■ **Stated exercise**
Convert every line of the records below into a numbered list, omitting any blank lines.

___ Data entries

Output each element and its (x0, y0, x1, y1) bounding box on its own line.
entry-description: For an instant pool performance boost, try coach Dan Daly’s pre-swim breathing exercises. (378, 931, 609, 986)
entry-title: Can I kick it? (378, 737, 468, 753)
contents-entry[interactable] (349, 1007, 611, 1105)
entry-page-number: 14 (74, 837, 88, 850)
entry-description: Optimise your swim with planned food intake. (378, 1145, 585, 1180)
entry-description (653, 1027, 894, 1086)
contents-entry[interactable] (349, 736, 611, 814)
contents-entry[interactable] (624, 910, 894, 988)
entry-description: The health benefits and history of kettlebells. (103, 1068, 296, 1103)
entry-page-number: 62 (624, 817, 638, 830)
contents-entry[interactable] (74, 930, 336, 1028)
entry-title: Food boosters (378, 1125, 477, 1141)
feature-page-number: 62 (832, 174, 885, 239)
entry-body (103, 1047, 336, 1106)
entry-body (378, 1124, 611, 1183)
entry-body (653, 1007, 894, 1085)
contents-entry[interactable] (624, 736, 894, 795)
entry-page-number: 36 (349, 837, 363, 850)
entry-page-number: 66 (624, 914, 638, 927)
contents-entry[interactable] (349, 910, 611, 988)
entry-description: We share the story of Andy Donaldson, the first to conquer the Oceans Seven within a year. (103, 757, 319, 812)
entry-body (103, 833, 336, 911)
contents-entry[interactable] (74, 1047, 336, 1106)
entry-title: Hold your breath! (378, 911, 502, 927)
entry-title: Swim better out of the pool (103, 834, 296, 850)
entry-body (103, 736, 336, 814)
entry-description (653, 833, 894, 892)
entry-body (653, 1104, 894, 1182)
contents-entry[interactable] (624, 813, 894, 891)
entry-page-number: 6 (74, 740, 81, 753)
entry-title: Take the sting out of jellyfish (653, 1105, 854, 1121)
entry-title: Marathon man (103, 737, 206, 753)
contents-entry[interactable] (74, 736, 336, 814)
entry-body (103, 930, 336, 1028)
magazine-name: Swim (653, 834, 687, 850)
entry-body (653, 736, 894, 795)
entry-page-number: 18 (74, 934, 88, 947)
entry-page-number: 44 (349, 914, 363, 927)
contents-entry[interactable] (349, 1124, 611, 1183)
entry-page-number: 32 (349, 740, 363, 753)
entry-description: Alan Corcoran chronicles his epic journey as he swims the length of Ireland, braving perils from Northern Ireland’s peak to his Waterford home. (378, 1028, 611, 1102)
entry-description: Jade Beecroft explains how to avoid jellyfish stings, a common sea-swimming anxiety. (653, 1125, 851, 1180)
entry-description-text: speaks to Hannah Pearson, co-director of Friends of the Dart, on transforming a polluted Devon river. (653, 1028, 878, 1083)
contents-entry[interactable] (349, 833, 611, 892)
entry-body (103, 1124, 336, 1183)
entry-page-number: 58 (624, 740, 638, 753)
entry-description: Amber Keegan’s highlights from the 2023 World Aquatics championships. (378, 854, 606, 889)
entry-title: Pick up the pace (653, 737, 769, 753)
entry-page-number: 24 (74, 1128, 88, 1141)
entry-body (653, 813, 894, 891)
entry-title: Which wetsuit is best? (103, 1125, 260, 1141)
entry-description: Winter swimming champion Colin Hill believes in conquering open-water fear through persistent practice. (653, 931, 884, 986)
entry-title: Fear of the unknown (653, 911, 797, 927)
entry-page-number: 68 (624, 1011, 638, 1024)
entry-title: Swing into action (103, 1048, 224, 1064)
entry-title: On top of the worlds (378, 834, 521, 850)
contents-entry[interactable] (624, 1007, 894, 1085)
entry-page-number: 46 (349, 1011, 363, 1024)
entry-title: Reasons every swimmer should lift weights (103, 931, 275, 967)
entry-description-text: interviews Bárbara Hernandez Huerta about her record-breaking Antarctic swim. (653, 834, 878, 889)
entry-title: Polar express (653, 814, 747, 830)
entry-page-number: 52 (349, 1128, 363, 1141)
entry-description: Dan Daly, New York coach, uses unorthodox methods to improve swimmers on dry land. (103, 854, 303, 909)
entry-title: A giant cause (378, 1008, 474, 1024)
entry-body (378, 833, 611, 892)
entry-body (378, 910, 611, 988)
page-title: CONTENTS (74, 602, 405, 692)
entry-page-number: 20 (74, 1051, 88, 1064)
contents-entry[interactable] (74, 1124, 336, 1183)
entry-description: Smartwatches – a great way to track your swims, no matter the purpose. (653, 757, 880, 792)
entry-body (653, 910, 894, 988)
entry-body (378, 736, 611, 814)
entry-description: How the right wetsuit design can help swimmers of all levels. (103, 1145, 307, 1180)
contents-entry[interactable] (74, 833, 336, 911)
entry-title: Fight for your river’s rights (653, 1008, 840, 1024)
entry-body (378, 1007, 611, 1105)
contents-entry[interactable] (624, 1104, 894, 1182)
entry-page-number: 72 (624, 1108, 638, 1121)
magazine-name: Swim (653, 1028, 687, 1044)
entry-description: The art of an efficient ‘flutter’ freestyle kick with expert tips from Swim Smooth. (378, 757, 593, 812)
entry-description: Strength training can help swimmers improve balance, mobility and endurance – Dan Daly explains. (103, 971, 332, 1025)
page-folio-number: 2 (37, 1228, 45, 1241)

______

■ **Written solution**
1. Output each element and its (x0, y0, x1, y1) bounding box on its own line.
2. entry-description: For an instant pool performance boost, try coach Dan Daly’s pre-swim breathing exercises. (378, 931, 609, 986)
3. entry-title: Can I kick it? (378, 737, 468, 753)
4. contents-entry[interactable] (349, 1007, 611, 1105)
5. entry-page-number: 14 (74, 837, 88, 850)
6. entry-description: Optimise your swim with planned food intake. (378, 1145, 585, 1180)
7. entry-description (653, 1027, 894, 1086)
8. contents-entry[interactable] (349, 736, 611, 814)
9. contents-entry[interactable] (624, 910, 894, 988)
10. entry-description: The health benefits and history of kettlebells. (103, 1068, 296, 1103)
11. entry-page-number: 62 (624, 817, 638, 830)
12. contents-entry[interactable] (74, 930, 336, 1028)
13. entry-title: Food boosters (378, 1125, 477, 1141)
14. feature-page-number: 62 (832, 174, 885, 239)
15. entry-body (103, 1047, 336, 1106)
16. entry-body (378, 1124, 611, 1183)
17. entry-body (653, 1007, 894, 1085)
18. contents-entry[interactable] (624, 736, 894, 795)
19. entry-page-number: 36 (349, 837, 363, 850)
20. entry-page-number: 66 (624, 914, 638, 927)
21. contents-entry[interactable] (349, 910, 611, 988)
22. entry-description: We share the story of Andy Donaldson, the first to conquer the Oceans Seven within a year. (103, 757, 319, 812)
23. entry-body (103, 833, 336, 911)
24. contents-entry[interactable] (74, 1047, 336, 1106)
25. entry-title: Hold your breath! (378, 911, 502, 927)
26. entry-title: Swim better out of the pool (103, 834, 296, 850)
27. entry-body (103, 736, 336, 814)
28. entry-description (653, 833, 894, 892)
29. entry-body (653, 1104, 894, 1182)
30. contents-entry[interactable] (624, 813, 894, 891)
31. entry-page-number: 6 (74, 740, 81, 753)
32. entry-title: Take the sting out of jellyfish (653, 1105, 854, 1121)
33. entry-title: Marathon man (103, 737, 206, 753)
34. contents-entry[interactable] (74, 736, 336, 814)
35. entry-body (103, 930, 336, 1028)
36. magazine-name: Swim (653, 834, 687, 850)
37. entry-body (653, 736, 894, 795)
38. entry-page-number: 18 (74, 934, 88, 947)
39. entry-page-number: 44 (349, 914, 363, 927)
40. contents-entry[interactable] (349, 1124, 611, 1183)
41. entry-page-number: 32 (349, 740, 363, 753)
42. entry-description: Alan Corcoran chronicles his epic journey as he swims the length of Ireland, braving perils from Northern Ireland’s peak to his Waterford home. (378, 1028, 611, 1102)
43. entry-description: Jade Beecroft explains how to avoid jellyfish stings, a common sea-swimming anxiety. (653, 1125, 851, 1180)
44. entry-description-text: speaks to Hannah Pearson, co-director of Friends of the Dart, on transforming a polluted Devon river. (653, 1028, 878, 1083)
45. contents-entry[interactable] (349, 833, 611, 892)
46. entry-body (103, 1124, 336, 1183)
47. entry-page-number: 58 (624, 740, 638, 753)
48. entry-description: Amber Keegan’s highlights from the 2023 World Aquatics championships. (378, 854, 606, 889)
49. entry-title: Pick up the pace (653, 737, 769, 753)
50. entry-page-number: 24 (74, 1128, 88, 1141)
51. entry-body (653, 813, 894, 891)
52. entry-title: Which wetsuit is best? (103, 1125, 260, 1141)
53. entry-description: Winter swimming champion Colin Hill believes in conquering open-water fear through persistent practice. (653, 931, 884, 986)
54. entry-title: Fear of the unknown (653, 911, 797, 927)
55. entry-page-number: 68 (624, 1011, 638, 1024)
56. entry-title: Swing into action (103, 1048, 224, 1064)
57. entry-title: On top of the worlds (378, 834, 521, 850)
58. contents-entry[interactable] (624, 1007, 894, 1085)
59. entry-page-number: 46 (349, 1011, 363, 1024)
60. entry-title: Reasons every swimmer should lift weights (103, 931, 275, 967)
61. entry-description-text: interviews Bárbara Hernandez Huerta about her record-breaking Antarctic swim. (653, 834, 878, 889)
62. entry-title: Polar express (653, 814, 747, 830)
63. entry-page-number: 52 (349, 1128, 363, 1141)
64. entry-description: Dan Daly, New York coach, uses unorthodox methods to improve swimmers on dry land. (103, 854, 303, 909)
65. entry-title: A giant cause (378, 1008, 474, 1024)
66. entry-body (378, 833, 611, 892)
67. entry-body (378, 910, 611, 988)
68. page-title: CONTENTS (74, 602, 405, 692)
69. entry-page-number: 20 (74, 1051, 88, 1064)
70. contents-entry[interactable] (74, 1124, 336, 1183)
71. entry-description: Smartwatches – a great way to track your swims, no matter the purpose. (653, 757, 880, 792)
72. entry-body (653, 910, 894, 988)
73. entry-body (378, 736, 611, 814)
74. entry-description: How the right wetsuit design can help swimmers of all levels. (103, 1145, 307, 1180)
75. contents-entry[interactable] (74, 833, 336, 911)
76. entry-title: Fight for your river’s rights (653, 1008, 840, 1024)
77. entry-body (378, 1007, 611, 1105)
78. contents-entry[interactable] (624, 1104, 894, 1182)
79. entry-page-number: 72 (624, 1108, 638, 1121)
80. magazine-name: Swim (653, 1028, 687, 1044)
81. entry-description: The art of an efficient ‘flutter’ freestyle kick with expert tips from Swim Smooth. (378, 757, 593, 812)
82. entry-description: Strength training can help swimmers improve balance, mobility and endurance – Dan Daly explains. (103, 971, 332, 1025)
83. page-folio-number: 2 (37, 1228, 45, 1241)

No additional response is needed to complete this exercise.